_Objective:_ Using the records below, please work out how many lines contain "name"; answer with the number alone.

::: Supplied material :::

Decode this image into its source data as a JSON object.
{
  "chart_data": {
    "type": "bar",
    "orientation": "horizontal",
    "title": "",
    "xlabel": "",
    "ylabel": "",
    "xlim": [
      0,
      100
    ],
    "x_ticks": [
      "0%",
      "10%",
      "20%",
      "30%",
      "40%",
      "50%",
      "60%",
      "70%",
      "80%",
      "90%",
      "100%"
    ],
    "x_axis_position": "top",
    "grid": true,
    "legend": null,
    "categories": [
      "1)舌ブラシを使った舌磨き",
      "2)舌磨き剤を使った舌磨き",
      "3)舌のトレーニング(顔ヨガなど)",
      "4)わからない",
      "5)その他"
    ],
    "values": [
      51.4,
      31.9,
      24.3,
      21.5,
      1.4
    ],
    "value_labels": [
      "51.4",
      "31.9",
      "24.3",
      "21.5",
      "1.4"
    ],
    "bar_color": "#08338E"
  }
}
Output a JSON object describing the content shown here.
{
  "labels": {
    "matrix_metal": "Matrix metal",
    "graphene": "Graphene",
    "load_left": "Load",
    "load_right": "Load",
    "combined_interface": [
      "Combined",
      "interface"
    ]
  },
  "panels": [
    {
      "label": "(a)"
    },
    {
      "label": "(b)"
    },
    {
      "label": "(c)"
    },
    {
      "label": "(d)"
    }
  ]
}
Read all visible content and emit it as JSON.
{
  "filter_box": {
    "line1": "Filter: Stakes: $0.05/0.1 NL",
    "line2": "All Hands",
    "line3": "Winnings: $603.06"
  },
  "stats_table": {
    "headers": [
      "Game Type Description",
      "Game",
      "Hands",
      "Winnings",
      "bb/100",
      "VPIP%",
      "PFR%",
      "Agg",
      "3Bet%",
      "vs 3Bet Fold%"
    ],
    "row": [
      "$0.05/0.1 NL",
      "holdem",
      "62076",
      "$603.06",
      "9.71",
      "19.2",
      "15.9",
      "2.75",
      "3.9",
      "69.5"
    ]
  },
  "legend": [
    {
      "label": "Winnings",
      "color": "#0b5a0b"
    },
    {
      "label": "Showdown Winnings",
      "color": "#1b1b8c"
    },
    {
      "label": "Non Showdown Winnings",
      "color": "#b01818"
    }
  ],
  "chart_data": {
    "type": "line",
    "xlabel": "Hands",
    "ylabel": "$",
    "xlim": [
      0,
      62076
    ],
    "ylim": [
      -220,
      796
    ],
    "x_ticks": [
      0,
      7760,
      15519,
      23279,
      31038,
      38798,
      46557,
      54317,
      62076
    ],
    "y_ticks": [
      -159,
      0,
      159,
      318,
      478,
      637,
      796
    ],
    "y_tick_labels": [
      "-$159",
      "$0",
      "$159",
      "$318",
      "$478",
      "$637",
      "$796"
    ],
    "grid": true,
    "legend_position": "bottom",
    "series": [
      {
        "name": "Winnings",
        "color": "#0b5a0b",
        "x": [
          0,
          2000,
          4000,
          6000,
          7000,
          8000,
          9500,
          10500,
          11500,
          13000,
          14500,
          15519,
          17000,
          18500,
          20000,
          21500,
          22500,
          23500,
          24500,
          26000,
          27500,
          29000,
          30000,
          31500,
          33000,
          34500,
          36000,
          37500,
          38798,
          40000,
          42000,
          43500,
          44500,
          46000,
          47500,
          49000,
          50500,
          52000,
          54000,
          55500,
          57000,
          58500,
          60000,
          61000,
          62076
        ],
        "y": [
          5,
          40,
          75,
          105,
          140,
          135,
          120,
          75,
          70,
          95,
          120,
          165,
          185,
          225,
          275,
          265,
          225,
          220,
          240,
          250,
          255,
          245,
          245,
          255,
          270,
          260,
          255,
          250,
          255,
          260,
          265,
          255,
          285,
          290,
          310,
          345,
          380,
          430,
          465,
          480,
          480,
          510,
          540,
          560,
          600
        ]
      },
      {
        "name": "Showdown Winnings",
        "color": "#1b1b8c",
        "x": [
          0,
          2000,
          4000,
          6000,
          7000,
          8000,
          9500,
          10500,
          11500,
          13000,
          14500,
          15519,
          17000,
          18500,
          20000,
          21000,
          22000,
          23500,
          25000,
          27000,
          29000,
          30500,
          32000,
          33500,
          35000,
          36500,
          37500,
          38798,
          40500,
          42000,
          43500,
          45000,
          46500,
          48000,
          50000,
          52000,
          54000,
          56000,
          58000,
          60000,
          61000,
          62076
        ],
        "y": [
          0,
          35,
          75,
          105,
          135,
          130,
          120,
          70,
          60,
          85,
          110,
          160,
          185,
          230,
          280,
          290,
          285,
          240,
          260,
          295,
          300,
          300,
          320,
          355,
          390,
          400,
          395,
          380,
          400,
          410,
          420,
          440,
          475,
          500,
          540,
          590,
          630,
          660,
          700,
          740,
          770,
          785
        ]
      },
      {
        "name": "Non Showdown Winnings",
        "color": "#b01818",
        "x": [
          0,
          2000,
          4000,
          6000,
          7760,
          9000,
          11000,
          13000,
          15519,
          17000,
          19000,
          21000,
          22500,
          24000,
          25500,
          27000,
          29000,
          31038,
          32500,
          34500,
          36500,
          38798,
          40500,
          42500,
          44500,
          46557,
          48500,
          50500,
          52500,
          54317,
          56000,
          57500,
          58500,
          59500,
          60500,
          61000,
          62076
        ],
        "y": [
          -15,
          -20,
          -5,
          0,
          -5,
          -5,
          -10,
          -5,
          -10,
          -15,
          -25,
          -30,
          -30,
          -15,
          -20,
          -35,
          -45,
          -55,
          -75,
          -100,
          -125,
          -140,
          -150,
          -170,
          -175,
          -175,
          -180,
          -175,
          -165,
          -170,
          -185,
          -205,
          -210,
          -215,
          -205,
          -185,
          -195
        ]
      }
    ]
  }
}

:::

_Reply:_ 3